PROBLEM TO WORK ON:
An exact copy of the listing below is needed, with no pictures in it.

INPUT MATERIAL:
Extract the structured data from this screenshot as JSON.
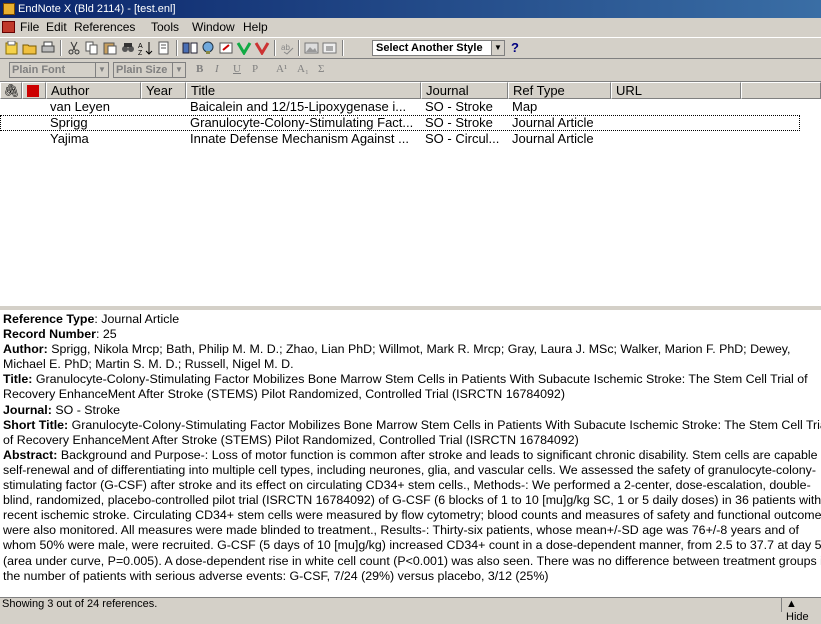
{
  "window": {
    "title": "EndNote X (Bld 2114) - [test.enl]"
  },
  "menu": [
    "File",
    "Edit",
    "References",
    "Tools",
    "Window",
    "Help"
  ],
  "toolbar": {
    "style_select": "Select Another Style",
    "help_label": "?"
  },
  "format_bar": {
    "font": "Plain Font",
    "size": "Plain Size",
    "bold": "B",
    "italic": "I",
    "underline": "U",
    "plain": "P",
    "superscript": "A¹",
    "subscript": "A₁",
    "symbol": "Σ"
  },
  "columns": [
    "Author",
    "Year",
    "Title",
    "Journal",
    "Ref Type",
    "URL"
  ],
  "references": [
    {
      "author": "van Leyen",
      "year": "",
      "title": "Baicalein and 12/15-Lipoxygenase i...",
      "journal": "SO - Stroke",
      "ref_type": "Map",
      "url": ""
    },
    {
      "author": "Sprigg",
      "year": "",
      "title": "Granulocyte-Colony-Stimulating Fact...",
      "journal": "SO - Stroke",
      "ref_type": "Journal Article",
      "url": ""
    },
    {
      "author": "Yajima",
      "year": "",
      "title": "Innate Defense Mechanism Against ...",
      "journal": "SO - Circul...",
      "ref_type": "Journal Article",
      "url": ""
    }
  ],
  "preview": {
    "ref_type_label": "Reference Type",
    "ref_type": "Journal Article",
    "record_label": "Record Number",
    "record": "25",
    "author_label": "Author:",
    "author": "Sprigg, Nikola Mrcp; Bath, Philip M. M. D.; Zhao, Lian PhD; Willmot, Mark R. Mrcp; Gray, Laura J. MSc; Walker, Marion F. PhD; Dewey, Michael E. PhD; Martin S. M. D.; Russell, Nigel M. D.",
    "title_label": "Title:",
    "title": "Granulocyte-Colony-Stimulating Factor Mobilizes Bone Marrow Stem Cells in Patients With Subacute Ischemic Stroke: The Stem Cell Trial of Recovery EnhanceMent After Stroke (STEMS) Pilot Randomized, Controlled Trial (ISRCTN 16784092)",
    "journal_label": "Journal:",
    "journal": "SO - Stroke",
    "short_title_label": "Short Title:",
    "short_title": "Granulocyte-Colony-Stimulating Factor Mobilizes Bone Marrow Stem Cells in Patients With Subacute Ischemic Stroke: The Stem Cell Trial of Recovery EnhanceMent After Stroke (STEMS) Pilot Randomized, Controlled Trial (ISRCTN 16784092)",
    "abstract_label": "Abstract:",
    "abstract": "Background and Purpose-: Loss of motor function is common after stroke and leads to significant chronic disability. Stem cells are capable of self-renewal and of differentiating into multiple cell types, including neurones, glia, and vascular cells. We assessed the safety of granulocyte-colony-stimulating factor (G-CSF) after stroke and its effect on circulating CD34+ stem cells., Methods-: We performed a 2-center, dose-escalation, double-blind, randomized, placebo-controlled pilot trial (ISRCTN 16784092) of G-CSF (6 blocks of 1 to 10 [mu]g/kg SC, 1 or 5 daily doses) in 36 patients with recent ischemic stroke. Circulating CD34+ stem cells were measured by flow cytometry; blood counts and measures of safety and functional outcome were also monitored. All measures were made blinded to treatment., Results-: Thirty-six patients, whose mean+/-SD age was 76+/-8 years and of whom 50% were male, were recruited. G-CSF (5 days of 10 [mu]g/kg) increased CD34+ count in a dose-dependent manner, from 2.5 to 37.7 at day 5 (area under curve, P=0.005). A dose-dependent rise in white cell count (P<0.001) was also seen. There was no difference between treatment groups in the number of patients with serious adverse events: G-CSF, 7/24 (29%) versus placebo, 3/12 (25%)"
  },
  "status": {
    "text": "Showing 3 out of 24 references.",
    "hide_label": "Hide"
  }
}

COMPLETED EXERCISE:
Extract the structured data from this screenshot as JSON.
{
  "window": {
    "title": "EndNote X (Bld 2114) - [test.enl]"
  },
  "menu": [
    "File",
    "Edit",
    "References",
    "Tools",
    "Window",
    "Help"
  ],
  "toolbar": {
    "style_select": "Select Another Style",
    "help_label": "?"
  },
  "format_bar": {
    "font": "Plain Font",
    "size": "Plain Size",
    "bold": "B",
    "italic": "I",
    "underline": "U",
    "plain": "P",
    "superscript": "A¹",
    "subscript": "A₁",
    "symbol": "Σ"
  },
  "columns": [
    "Author",
    "Year",
    "Title",
    "Journal",
    "Ref Type",
    "URL"
  ],
  "references": [
    {
      "author": "van Leyen",
      "year": "",
      "title": "Baicalein and 12/15-Lipoxygenase i...",
      "journal": "SO - Stroke",
      "ref_type": "Map",
      "url": ""
    },
    {
      "author": "Sprigg",
      "year": "",
      "title": "Granulocyte-Colony-Stimulating Fact...",
      "journal": "SO - Stroke",
      "ref_type": "Journal Article",
      "url": ""
    },
    {
      "author": "Yajima",
      "year": "",
      "title": "Innate Defense Mechanism Against ...",
      "journal": "SO - Circul...",
      "ref_type": "Journal Article",
      "url": ""
    }
  ],
  "preview": {
    "ref_type_label": "Reference Type",
    "ref_type": "Journal Article",
    "record_label": "Record Number",
    "record": "25",
    "author_label": "Author:",
    "author": "Sprigg, Nikola Mrcp; Bath, Philip M. M. D.; Zhao, Lian PhD; Willmot, Mark R. Mrcp; Gray, Laura J. MSc; Walker, Marion F. PhD; Dewey, Michael E. PhD; Martin S. M. D.; Russell, Nigel M. D.",
    "title_label": "Title:",
    "title": "Granulocyte-Colony-Stimulating Factor Mobilizes Bone Marrow Stem Cells in Patients With Subacute Ischemic Stroke: The Stem Cell Trial of Recovery EnhanceMent After Stroke (STEMS) Pilot Randomized, Controlled Trial (ISRCTN 16784092)",
    "journal_label": "Journal:",
    "journal": "SO - Stroke",
    "short_title_label": "Short Title:",
    "short_title": "Granulocyte-Colony-Stimulating Factor Mobilizes Bone Marrow Stem Cells in Patients With Subacute Ischemic Stroke: The Stem Cell Trial of Recovery EnhanceMent After Stroke (STEMS) Pilot Randomized, Controlled Trial (ISRCTN 16784092)",
    "abstract_label": "Abstract:",
    "abstract": "Background and Purpose-: Loss of motor function is common after stroke and leads to significant chronic disability. Stem cells are capable of self-renewal and of differentiating into multiple cell types, including neurones, glia, and vascular cells. We assessed the safety of granulocyte-colony-stimulating factor (G-CSF) after stroke and its effect on circulating CD34+ stem cells., Methods-: We performed a 2-center, dose-escalation, double-blind, randomized, placebo-controlled pilot trial (ISRCTN 16784092) of G-CSF (6 blocks of 1 to 10 [mu]g/kg SC, 1 or 5 daily doses) in 36 patients with recent ischemic stroke. Circulating CD34+ stem cells were measured by flow cytometry; blood counts and measures of safety and functional outcome were also monitored. All measures were made blinded to treatment., Results-: Thirty-six patients, whose mean+/-SD age was 76+/-8 years and of whom 50% were male, were recruited. G-CSF (5 days of 10 [mu]g/kg) increased CD34+ count in a dose-dependent manner, from 2.5 to 37.7 at day 5 (area under curve, P=0.005). A dose-dependent rise in white cell count (P<0.001) was also seen. There was no difference between treatment groups in the number of patients with serious adverse events: G-CSF, 7/24 (29%) versus placebo, 3/12 (25%)"
  },
  "status": {
    "text": "Showing 3 out of 24 references.",
    "hide_label": "Hide"
  }
}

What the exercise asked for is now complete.